PROBLEM REQUIREMENTS: Below are records; work out how many of their lines hold the string "didn" and give that number alone.

[BEGIN PROVIDED ENTRIES]

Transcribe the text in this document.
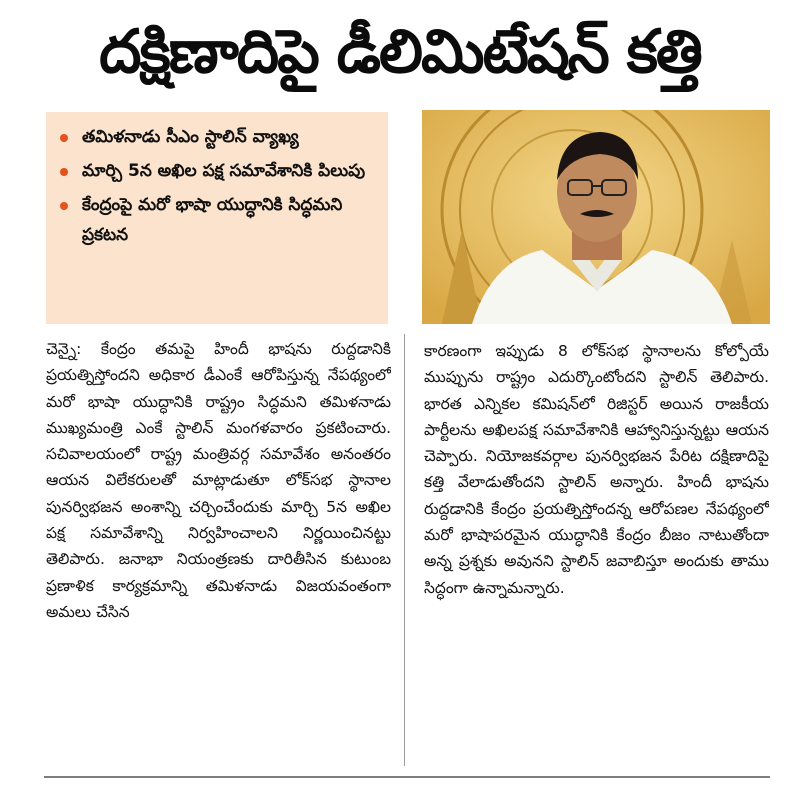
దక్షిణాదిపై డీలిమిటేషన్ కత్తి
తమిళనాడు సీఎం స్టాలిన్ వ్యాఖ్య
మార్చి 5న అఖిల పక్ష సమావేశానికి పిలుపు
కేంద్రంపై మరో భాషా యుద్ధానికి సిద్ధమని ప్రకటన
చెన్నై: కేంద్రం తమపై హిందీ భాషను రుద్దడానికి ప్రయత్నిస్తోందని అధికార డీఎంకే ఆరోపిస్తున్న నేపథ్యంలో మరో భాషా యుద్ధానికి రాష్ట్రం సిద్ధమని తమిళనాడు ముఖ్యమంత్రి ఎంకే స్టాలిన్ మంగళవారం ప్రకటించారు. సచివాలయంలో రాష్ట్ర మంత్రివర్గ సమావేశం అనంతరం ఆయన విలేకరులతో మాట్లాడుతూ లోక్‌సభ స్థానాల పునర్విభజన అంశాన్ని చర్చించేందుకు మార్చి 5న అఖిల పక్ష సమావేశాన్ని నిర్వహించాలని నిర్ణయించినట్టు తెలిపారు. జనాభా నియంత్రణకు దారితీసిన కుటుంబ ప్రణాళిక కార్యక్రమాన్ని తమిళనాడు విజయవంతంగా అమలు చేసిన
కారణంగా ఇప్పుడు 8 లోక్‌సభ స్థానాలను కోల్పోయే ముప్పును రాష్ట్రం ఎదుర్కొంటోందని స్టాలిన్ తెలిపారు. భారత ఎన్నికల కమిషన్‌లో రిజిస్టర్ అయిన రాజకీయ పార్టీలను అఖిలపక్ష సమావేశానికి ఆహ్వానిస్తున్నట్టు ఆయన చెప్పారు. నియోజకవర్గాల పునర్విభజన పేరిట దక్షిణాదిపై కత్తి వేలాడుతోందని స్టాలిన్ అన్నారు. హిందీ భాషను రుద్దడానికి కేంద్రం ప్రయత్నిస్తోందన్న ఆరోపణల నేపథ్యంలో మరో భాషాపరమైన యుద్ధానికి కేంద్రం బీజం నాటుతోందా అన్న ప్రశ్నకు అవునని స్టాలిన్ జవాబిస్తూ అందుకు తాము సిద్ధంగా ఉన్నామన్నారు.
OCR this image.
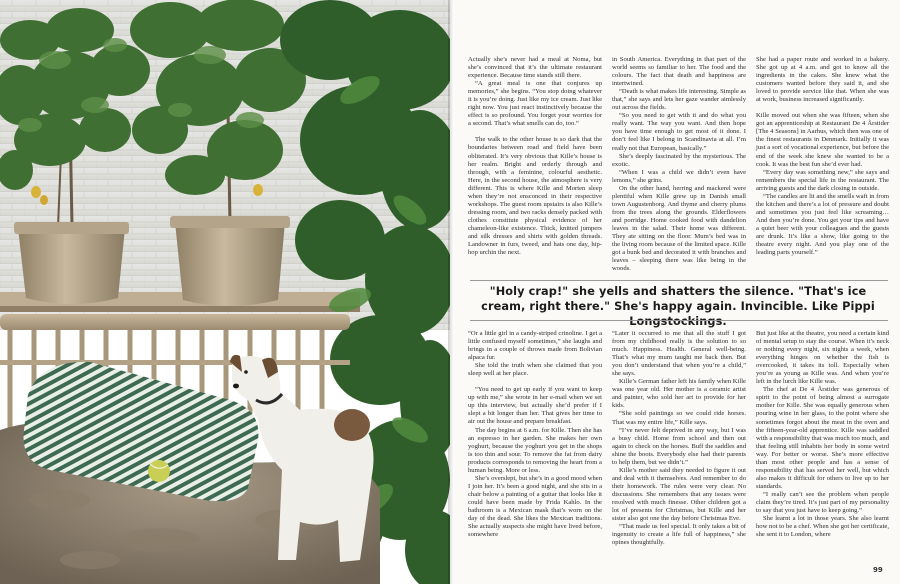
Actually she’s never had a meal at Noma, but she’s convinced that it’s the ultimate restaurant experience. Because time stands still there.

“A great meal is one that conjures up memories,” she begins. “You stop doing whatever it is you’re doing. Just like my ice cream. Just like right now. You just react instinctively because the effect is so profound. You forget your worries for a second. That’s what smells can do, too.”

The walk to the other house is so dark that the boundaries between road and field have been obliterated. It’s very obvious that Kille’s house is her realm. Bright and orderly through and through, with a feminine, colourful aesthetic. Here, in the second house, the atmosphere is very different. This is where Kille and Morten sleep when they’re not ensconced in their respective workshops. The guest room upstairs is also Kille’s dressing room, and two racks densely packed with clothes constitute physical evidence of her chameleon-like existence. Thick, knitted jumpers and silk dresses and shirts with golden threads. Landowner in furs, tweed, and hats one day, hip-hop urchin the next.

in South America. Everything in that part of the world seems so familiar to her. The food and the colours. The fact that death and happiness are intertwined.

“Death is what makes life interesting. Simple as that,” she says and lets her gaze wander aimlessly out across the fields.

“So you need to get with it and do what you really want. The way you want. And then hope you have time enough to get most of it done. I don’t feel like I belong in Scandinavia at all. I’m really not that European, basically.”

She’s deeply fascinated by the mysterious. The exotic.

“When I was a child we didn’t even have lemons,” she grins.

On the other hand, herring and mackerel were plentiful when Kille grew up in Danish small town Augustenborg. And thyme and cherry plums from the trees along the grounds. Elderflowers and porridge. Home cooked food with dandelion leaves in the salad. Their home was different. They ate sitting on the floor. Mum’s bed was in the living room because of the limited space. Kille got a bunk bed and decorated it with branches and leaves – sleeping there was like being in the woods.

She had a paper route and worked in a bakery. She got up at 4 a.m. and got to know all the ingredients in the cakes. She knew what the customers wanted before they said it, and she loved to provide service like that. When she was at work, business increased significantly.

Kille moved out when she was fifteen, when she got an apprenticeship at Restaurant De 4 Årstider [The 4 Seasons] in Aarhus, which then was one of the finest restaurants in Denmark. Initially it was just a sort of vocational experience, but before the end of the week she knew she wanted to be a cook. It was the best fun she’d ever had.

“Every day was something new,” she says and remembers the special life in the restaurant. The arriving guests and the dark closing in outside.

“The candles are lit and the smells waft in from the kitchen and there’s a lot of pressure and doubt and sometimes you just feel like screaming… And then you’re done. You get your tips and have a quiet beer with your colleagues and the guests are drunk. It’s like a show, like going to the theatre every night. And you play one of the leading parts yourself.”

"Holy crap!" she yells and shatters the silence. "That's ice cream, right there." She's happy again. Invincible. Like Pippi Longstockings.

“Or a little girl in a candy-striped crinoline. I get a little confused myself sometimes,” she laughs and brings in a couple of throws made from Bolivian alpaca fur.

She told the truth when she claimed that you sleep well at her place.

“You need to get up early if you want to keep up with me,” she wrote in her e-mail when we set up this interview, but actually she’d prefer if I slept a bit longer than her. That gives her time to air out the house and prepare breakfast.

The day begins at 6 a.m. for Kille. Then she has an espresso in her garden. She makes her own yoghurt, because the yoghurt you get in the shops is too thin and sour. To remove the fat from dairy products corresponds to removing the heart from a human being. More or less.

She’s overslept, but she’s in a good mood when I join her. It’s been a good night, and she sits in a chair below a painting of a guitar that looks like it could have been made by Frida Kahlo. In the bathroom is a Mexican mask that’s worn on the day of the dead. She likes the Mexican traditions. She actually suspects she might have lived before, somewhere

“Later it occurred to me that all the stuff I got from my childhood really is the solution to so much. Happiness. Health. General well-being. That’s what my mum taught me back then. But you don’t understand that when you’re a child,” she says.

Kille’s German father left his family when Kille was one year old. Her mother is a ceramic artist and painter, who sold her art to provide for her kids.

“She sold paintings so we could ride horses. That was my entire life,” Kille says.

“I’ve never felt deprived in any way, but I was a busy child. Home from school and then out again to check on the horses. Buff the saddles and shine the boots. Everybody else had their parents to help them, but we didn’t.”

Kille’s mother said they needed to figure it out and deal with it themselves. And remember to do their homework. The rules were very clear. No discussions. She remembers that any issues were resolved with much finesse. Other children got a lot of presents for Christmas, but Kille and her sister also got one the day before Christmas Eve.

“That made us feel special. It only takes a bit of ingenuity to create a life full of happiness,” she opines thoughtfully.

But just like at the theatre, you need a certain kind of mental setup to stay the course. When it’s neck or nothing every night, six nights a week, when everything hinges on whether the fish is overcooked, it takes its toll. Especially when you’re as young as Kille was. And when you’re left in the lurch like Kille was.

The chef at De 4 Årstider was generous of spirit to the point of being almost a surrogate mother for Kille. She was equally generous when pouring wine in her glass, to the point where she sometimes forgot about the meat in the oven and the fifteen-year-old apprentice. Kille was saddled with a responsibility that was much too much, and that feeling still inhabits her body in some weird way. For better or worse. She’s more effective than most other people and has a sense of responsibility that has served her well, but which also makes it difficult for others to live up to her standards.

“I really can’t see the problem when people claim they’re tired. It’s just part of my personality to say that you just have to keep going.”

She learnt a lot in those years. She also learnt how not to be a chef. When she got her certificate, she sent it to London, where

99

[END PROVIDED ENTRIES]
[BEGIN PROVIDED ENTRIES]

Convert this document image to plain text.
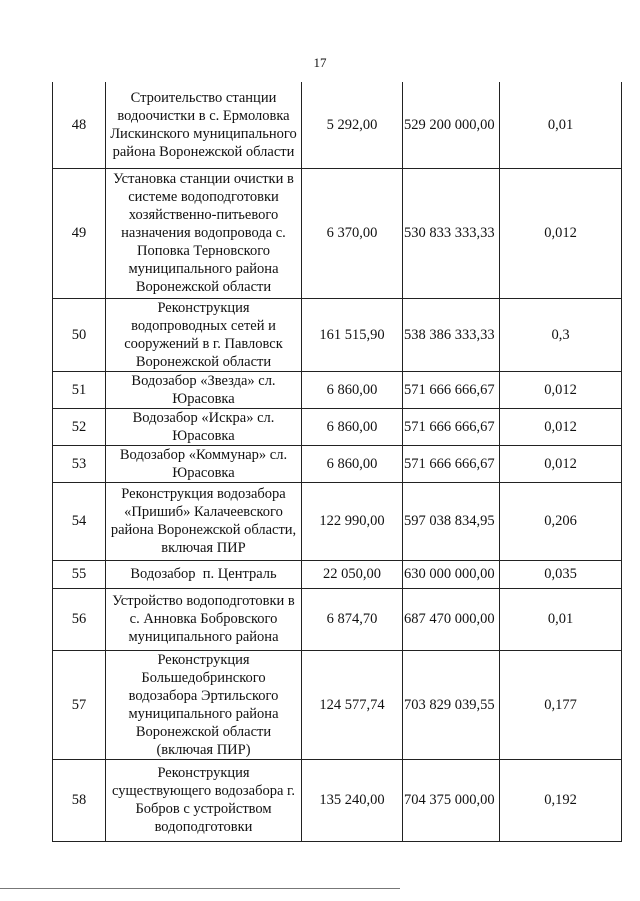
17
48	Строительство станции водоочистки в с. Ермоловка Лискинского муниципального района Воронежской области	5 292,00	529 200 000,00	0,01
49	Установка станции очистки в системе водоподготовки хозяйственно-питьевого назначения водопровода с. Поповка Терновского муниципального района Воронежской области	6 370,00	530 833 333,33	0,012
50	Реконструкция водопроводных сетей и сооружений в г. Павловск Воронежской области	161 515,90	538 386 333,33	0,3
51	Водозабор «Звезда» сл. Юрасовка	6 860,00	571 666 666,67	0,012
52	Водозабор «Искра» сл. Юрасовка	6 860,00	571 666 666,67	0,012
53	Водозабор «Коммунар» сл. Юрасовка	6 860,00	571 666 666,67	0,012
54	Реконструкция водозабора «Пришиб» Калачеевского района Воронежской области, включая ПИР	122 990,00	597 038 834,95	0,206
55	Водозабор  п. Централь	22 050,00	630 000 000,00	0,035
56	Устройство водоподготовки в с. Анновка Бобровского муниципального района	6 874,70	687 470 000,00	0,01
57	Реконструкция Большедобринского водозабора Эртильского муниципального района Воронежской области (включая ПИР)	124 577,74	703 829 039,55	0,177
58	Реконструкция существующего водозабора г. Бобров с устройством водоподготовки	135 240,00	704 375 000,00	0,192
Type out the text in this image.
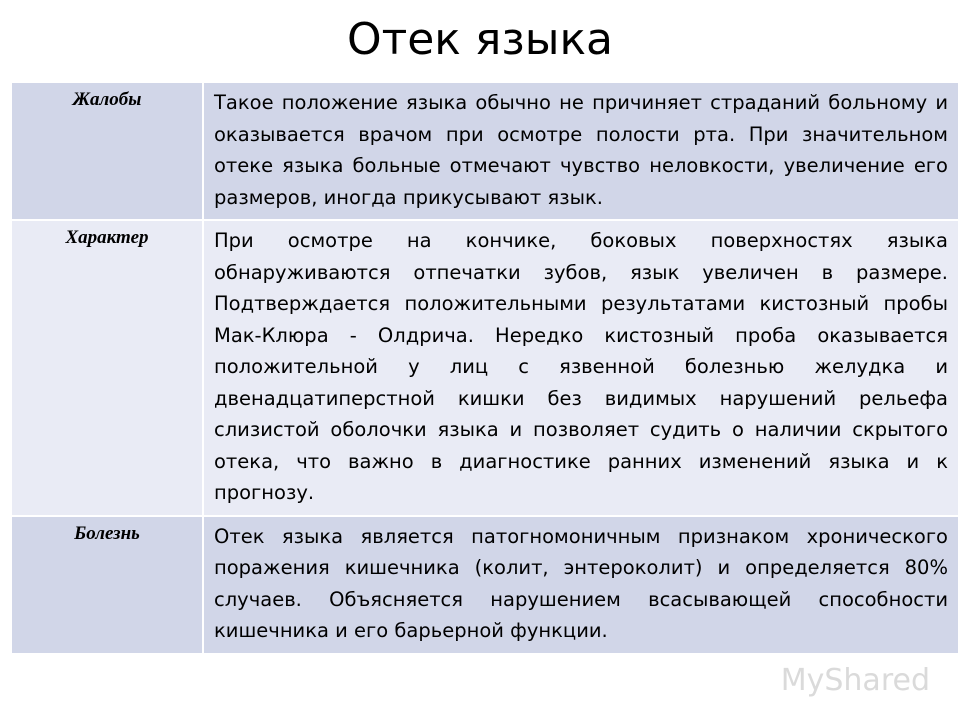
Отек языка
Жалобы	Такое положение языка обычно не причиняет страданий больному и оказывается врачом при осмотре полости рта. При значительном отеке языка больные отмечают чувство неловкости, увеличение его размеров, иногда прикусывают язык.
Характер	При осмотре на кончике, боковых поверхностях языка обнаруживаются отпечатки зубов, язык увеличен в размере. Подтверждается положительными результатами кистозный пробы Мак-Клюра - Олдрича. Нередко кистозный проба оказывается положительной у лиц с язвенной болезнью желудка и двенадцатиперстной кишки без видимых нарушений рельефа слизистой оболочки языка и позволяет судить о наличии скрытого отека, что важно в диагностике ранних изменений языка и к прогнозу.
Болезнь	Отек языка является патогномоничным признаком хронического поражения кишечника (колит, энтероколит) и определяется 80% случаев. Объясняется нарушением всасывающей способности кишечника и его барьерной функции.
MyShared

[END PROVIDED ENTRIES]

EXERCISE ANSWER: 2